Exercise details:
Copy out the data below verbatim.

* * * * * * * * *

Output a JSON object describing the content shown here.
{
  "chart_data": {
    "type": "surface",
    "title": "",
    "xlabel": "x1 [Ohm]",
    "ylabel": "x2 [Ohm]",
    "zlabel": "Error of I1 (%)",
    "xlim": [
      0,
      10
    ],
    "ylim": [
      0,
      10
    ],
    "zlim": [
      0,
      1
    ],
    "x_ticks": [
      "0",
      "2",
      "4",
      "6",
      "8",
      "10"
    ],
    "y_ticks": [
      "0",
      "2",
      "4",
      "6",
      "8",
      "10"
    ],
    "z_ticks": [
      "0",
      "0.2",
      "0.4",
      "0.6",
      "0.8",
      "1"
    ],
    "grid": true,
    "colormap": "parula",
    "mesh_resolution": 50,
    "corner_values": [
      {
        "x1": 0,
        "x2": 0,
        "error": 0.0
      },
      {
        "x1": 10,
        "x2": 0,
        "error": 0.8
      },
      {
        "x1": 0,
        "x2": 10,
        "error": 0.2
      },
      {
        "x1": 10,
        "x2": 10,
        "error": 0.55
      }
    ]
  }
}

* * * * * * * * *

Written response:
Output a JSON object describing the content shown here.
{
  "chart_data": {
    "type": "surface",
    "title": "",
    "xlabel": "x1 [Ohm]",
    "ylabel": "x2 [Ohm]",
    "zlabel": "Error of I1 (%)",
    "xlim": [
      0,
      10
    ],
    "ylim": [
      0,
      10
    ],
    "zlim": [
      0,
      1
    ],
    "x_ticks": [
      "0",
      "2",
      "4",
      "6",
      "8",
      "10"
    ],
    "y_ticks": [
      "0",
      "2",
      "4",
      "6",
      "8",
      "10"
    ],
    "z_ticks": [
      "0",
      "0.2",
      "0.4",
      "0.6",
      "0.8",
      "1"
    ],
    "grid": true,
    "colormap": "parula",
    "mesh_resolution": 50,
    "corner_values": [
      {
        "x1": 0,
        "x2": 0,
        "error": 0.0
      },
      {
        "x1": 10,
        "x2": 0,
        "error": 0.8
      },
      {
        "x1": 0,
        "x2": 10,
        "error": 0.2
      },
      {
        "x1": 10,
        "x2": 10,
        "error": 0.55
      }
    ]
  }
}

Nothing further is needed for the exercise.